Dataset records:
----------

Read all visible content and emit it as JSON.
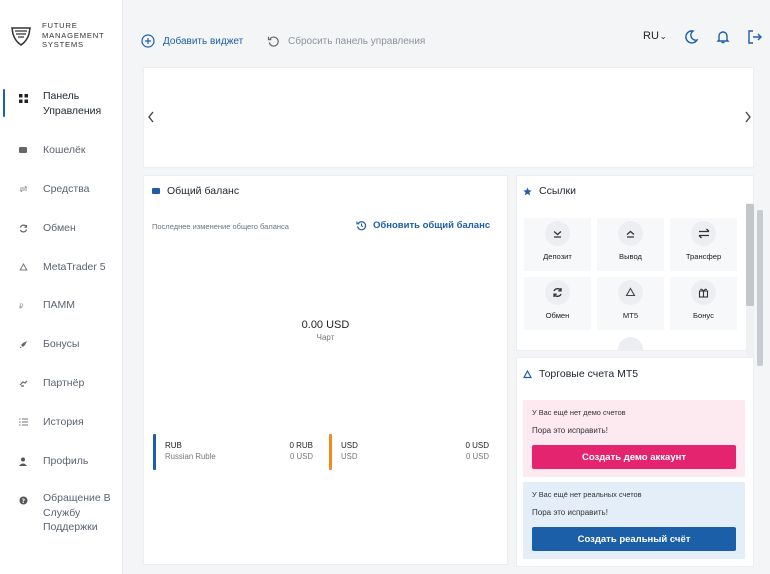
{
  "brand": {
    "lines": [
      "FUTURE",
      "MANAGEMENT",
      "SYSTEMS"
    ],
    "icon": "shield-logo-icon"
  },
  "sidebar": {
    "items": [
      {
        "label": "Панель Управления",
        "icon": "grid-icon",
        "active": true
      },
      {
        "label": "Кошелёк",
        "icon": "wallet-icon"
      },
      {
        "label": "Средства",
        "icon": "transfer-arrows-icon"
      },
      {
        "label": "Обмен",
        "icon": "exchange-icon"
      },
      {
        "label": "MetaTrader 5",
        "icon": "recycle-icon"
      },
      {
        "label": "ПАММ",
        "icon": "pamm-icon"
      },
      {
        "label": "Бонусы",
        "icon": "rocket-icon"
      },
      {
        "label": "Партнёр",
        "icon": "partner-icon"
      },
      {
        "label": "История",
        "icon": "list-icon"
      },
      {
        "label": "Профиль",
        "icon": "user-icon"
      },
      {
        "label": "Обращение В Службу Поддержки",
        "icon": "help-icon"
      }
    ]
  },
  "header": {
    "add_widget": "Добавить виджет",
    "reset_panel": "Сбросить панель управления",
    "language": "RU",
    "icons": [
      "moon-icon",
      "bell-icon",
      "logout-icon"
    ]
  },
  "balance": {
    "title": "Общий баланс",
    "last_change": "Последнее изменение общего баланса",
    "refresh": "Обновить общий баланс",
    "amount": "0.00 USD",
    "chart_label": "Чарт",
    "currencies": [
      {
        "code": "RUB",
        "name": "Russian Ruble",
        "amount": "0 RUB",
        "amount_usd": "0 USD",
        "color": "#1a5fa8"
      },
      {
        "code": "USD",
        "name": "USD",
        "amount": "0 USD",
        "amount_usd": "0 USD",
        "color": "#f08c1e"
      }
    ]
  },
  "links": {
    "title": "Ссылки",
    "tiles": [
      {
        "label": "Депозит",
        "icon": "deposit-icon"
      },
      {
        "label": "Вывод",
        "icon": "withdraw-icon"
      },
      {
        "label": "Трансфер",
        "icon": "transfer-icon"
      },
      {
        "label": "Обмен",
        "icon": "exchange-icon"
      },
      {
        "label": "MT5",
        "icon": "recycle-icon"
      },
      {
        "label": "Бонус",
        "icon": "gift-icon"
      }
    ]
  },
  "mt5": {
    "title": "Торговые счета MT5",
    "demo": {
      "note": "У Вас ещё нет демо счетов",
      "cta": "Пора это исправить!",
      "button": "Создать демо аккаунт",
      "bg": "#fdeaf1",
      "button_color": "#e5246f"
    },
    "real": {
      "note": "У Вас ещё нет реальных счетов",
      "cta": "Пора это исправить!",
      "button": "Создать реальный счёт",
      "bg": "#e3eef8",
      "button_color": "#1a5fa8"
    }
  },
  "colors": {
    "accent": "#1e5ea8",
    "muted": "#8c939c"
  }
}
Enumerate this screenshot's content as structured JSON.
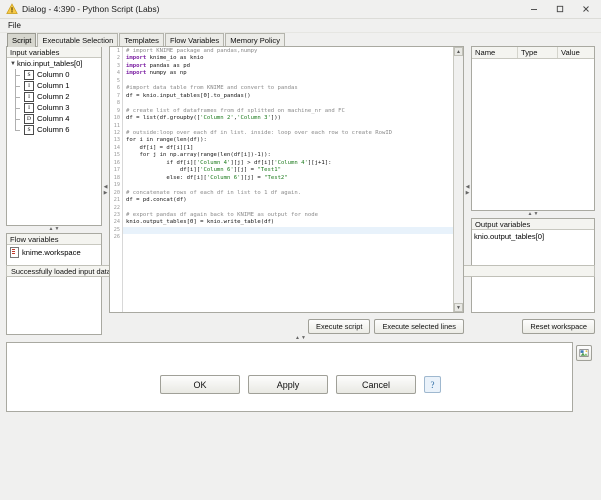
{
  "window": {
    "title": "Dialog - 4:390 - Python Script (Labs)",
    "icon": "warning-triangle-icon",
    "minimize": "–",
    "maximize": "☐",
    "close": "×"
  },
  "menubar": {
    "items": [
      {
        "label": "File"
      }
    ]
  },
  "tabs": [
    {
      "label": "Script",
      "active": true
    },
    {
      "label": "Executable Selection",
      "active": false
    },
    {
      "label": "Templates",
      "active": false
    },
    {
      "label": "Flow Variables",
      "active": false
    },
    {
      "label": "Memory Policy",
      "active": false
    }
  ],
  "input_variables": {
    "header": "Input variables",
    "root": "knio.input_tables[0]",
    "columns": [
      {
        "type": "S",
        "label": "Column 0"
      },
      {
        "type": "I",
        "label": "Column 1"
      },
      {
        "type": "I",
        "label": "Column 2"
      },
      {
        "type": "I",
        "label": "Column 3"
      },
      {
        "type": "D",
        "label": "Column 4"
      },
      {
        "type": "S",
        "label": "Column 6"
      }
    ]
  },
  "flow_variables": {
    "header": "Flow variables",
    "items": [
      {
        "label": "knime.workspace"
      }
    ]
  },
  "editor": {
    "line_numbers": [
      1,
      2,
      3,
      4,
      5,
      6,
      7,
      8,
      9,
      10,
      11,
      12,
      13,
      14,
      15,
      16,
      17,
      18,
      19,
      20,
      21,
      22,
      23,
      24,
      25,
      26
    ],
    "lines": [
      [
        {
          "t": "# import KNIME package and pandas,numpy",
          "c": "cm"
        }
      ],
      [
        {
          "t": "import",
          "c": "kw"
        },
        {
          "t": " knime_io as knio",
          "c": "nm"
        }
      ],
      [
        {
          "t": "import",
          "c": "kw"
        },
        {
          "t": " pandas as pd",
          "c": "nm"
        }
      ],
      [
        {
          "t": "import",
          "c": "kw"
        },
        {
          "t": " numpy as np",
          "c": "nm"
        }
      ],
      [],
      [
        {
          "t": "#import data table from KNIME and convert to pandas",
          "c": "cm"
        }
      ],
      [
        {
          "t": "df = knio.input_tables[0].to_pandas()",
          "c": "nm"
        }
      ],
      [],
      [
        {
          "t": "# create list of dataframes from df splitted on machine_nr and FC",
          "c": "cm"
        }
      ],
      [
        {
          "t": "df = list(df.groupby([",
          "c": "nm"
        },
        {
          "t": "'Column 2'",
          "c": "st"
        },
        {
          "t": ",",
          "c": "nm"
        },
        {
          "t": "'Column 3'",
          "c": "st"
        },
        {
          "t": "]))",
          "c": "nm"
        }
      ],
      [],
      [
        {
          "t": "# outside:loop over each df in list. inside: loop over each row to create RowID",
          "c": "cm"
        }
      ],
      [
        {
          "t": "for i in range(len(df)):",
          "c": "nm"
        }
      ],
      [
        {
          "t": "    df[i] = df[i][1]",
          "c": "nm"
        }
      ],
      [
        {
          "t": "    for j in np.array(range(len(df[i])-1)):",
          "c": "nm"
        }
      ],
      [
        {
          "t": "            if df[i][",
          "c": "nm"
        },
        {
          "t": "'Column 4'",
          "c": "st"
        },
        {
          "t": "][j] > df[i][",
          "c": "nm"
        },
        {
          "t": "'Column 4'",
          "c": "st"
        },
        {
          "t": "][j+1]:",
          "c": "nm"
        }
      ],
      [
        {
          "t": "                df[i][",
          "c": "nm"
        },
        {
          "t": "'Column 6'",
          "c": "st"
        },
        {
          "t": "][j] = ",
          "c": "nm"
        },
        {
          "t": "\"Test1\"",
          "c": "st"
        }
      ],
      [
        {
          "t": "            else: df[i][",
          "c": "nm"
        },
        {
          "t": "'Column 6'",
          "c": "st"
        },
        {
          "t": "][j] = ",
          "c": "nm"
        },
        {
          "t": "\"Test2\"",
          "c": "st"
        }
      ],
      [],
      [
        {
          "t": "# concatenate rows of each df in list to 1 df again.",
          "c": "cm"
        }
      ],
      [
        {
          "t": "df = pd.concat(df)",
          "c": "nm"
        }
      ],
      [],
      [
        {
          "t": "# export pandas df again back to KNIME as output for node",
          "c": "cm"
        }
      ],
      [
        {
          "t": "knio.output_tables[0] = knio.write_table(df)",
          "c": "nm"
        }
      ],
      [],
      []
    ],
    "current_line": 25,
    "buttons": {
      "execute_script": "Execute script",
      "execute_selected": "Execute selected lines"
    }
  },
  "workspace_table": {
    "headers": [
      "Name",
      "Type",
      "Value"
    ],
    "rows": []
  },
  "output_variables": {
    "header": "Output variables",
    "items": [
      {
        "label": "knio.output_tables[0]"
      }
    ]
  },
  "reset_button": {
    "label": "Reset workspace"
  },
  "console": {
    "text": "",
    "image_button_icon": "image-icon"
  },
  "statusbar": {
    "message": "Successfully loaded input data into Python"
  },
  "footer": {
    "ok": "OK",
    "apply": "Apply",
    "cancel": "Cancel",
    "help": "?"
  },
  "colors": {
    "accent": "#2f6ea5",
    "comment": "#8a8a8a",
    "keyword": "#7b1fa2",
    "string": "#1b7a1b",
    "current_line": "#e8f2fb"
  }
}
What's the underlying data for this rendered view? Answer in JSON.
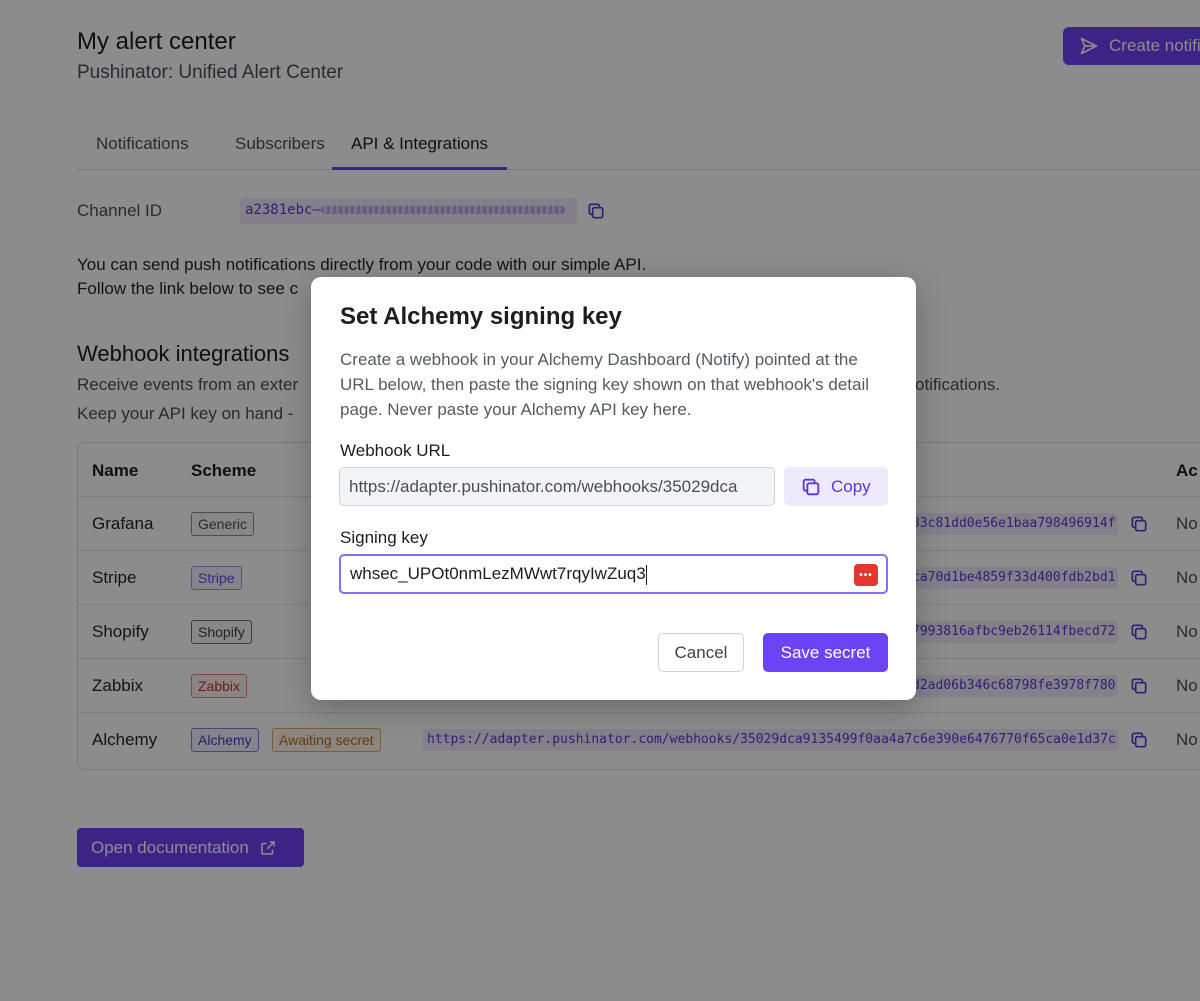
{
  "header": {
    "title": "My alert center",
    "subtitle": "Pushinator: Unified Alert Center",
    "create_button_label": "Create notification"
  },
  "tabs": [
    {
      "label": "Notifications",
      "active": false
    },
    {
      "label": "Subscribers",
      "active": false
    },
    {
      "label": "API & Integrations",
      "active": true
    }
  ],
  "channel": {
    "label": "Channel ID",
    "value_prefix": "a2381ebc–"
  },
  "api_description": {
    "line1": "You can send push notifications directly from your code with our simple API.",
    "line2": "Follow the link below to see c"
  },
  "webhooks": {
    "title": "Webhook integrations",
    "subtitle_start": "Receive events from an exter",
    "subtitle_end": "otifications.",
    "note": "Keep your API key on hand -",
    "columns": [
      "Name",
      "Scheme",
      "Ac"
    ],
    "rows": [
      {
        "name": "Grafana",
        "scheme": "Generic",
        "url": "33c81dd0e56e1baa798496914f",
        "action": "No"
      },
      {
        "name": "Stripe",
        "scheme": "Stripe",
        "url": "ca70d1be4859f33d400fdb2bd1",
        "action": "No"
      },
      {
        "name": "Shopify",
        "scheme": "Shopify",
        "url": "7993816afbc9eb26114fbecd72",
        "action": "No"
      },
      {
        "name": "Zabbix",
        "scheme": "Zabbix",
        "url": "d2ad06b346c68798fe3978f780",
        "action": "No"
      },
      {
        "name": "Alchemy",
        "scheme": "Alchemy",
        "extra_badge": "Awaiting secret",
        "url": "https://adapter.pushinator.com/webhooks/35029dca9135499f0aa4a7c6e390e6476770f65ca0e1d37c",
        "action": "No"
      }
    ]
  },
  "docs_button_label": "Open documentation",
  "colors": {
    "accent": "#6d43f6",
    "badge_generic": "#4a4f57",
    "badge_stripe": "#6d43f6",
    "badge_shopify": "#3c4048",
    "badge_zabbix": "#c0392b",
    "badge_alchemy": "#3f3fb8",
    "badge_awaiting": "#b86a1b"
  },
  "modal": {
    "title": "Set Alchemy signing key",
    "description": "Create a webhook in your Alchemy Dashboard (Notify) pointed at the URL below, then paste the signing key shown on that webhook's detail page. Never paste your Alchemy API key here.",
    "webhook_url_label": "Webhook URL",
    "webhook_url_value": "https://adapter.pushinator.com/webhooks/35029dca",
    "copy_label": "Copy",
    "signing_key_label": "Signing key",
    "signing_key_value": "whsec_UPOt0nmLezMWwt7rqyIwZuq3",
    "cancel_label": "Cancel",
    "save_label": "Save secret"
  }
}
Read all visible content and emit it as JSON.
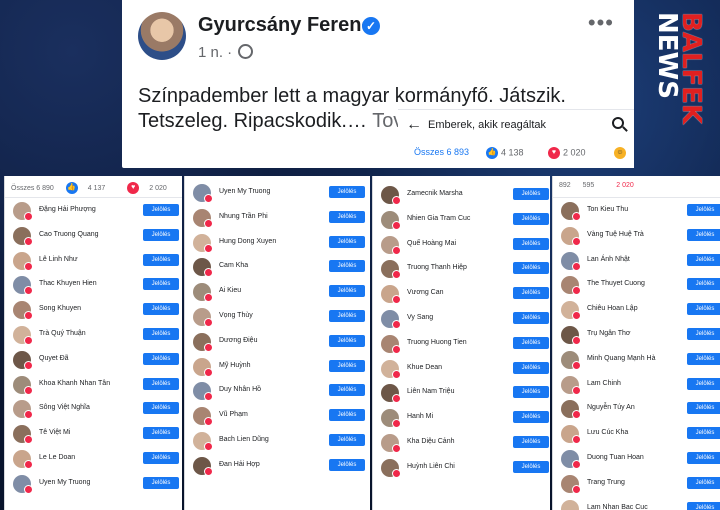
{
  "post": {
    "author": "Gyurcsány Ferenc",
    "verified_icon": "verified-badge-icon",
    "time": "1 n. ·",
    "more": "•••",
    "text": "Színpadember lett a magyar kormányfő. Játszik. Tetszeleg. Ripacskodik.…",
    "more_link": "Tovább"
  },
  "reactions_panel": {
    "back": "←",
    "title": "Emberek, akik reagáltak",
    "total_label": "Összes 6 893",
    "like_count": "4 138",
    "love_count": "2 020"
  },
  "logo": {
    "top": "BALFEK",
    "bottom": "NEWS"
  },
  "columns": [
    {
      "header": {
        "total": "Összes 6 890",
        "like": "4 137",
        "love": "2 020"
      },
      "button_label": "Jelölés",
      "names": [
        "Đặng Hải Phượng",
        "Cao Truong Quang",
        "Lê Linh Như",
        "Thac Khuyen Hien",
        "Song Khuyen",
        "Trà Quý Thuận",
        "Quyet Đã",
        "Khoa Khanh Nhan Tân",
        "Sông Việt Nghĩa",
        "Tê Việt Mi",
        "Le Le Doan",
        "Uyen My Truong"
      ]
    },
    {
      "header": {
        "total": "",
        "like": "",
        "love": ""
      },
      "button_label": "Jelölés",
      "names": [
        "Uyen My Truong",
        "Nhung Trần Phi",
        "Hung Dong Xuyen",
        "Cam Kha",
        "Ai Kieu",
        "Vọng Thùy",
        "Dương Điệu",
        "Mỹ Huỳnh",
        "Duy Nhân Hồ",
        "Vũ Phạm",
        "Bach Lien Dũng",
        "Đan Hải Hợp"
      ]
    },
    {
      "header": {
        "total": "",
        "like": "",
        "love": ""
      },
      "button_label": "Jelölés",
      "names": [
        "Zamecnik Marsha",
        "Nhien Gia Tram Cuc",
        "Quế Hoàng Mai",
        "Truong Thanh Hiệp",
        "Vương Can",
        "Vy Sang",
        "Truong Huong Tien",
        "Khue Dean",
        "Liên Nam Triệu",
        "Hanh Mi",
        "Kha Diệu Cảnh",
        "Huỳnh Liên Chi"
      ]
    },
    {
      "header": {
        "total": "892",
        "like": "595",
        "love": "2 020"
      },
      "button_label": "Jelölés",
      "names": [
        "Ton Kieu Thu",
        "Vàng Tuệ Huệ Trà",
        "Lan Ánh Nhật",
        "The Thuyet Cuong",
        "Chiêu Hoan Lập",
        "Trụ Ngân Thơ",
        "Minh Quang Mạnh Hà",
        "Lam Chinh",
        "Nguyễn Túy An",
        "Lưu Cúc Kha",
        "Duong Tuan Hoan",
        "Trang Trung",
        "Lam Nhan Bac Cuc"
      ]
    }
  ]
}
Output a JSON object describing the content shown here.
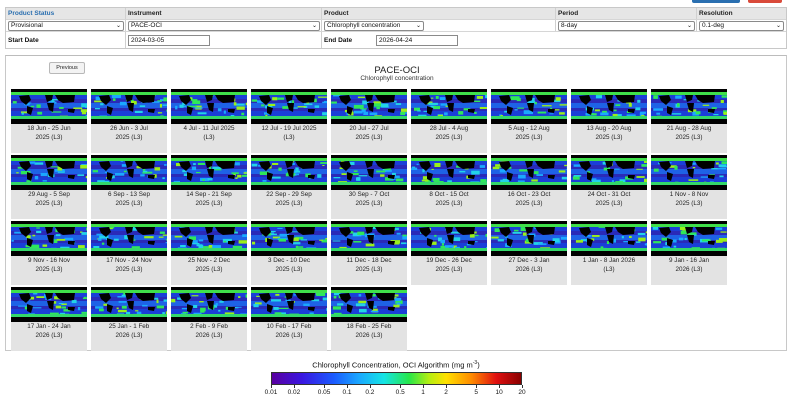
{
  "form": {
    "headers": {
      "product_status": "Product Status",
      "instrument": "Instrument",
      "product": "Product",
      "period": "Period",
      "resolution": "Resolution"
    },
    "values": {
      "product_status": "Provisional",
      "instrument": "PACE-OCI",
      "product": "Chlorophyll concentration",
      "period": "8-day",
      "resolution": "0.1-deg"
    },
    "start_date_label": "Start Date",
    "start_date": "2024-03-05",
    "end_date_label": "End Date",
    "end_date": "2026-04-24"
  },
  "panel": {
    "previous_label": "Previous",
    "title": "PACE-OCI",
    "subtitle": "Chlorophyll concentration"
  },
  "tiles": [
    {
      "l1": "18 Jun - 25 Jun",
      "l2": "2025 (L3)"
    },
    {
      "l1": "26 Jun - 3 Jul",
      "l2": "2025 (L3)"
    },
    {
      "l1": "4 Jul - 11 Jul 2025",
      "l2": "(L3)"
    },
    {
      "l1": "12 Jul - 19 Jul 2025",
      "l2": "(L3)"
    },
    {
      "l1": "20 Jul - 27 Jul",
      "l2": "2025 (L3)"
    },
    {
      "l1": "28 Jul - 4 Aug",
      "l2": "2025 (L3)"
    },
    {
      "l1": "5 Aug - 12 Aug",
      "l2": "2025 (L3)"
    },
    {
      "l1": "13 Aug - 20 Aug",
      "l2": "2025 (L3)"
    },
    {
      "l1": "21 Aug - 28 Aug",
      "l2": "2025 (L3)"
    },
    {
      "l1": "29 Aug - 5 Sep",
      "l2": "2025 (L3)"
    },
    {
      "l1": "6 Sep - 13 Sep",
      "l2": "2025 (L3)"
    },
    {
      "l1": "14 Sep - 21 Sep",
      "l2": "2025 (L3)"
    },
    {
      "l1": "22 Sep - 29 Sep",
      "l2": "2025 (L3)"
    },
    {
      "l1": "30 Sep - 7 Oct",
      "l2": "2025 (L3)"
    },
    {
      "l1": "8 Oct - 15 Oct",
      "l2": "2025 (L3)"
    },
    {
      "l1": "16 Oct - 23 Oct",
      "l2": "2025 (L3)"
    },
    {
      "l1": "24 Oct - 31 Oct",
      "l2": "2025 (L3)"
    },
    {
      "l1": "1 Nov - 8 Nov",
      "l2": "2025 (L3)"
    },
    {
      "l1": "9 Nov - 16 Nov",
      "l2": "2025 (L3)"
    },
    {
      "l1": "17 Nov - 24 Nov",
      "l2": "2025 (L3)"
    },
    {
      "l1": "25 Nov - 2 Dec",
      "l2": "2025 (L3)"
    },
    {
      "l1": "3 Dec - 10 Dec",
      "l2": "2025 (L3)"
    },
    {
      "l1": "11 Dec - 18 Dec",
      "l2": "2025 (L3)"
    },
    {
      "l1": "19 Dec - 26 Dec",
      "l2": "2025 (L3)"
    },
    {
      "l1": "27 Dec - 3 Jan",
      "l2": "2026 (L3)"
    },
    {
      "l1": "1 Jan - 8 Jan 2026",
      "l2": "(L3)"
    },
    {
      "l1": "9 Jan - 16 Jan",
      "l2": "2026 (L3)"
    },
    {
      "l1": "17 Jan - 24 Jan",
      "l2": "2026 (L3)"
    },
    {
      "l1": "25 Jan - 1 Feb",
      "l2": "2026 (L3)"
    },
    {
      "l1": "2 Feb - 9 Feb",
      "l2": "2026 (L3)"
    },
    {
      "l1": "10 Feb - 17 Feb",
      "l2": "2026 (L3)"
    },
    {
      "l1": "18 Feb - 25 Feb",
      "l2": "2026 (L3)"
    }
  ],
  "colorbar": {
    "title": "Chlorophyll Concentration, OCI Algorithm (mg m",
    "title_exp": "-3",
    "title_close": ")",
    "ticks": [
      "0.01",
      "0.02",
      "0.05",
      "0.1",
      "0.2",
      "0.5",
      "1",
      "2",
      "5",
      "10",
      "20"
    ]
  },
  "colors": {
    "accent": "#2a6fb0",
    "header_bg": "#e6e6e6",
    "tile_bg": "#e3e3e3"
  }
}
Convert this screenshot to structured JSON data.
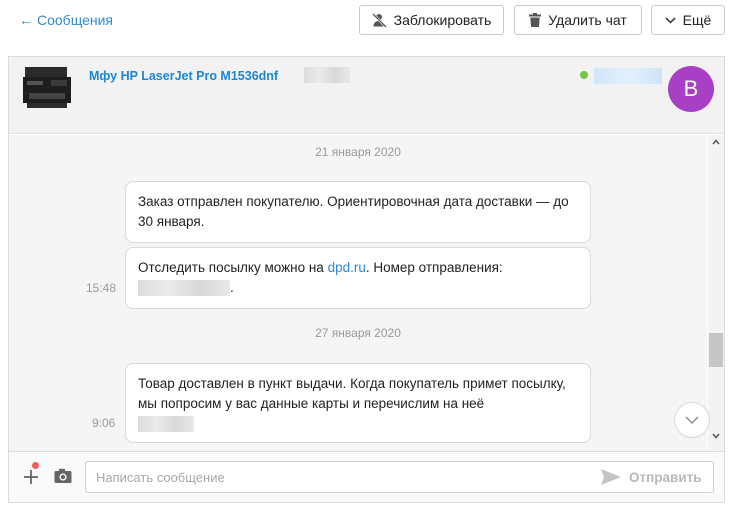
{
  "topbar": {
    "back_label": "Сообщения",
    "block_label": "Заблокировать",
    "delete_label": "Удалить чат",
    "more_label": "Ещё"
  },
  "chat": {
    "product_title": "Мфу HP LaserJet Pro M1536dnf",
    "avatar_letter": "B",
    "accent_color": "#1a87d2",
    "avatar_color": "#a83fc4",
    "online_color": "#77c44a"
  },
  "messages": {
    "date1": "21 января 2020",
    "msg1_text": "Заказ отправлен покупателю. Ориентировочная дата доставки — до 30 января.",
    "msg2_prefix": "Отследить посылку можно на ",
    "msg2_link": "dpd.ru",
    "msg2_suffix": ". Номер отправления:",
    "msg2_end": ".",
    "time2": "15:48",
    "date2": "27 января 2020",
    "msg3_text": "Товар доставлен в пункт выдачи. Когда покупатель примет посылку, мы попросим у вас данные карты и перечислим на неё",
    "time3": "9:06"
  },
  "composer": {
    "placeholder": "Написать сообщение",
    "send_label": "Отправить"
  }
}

----------

• **To be done**
Pull out every line in the material above where "shown" occurs.

• **Written response**
    "description": "Create a webhook in your Alchemy Dashboard (Notify) pointed at the URL below, then paste the signing key shown on that webhook's detail page. Never paste your Alchemy API key here.",
Output a JSON object describing the content shown here.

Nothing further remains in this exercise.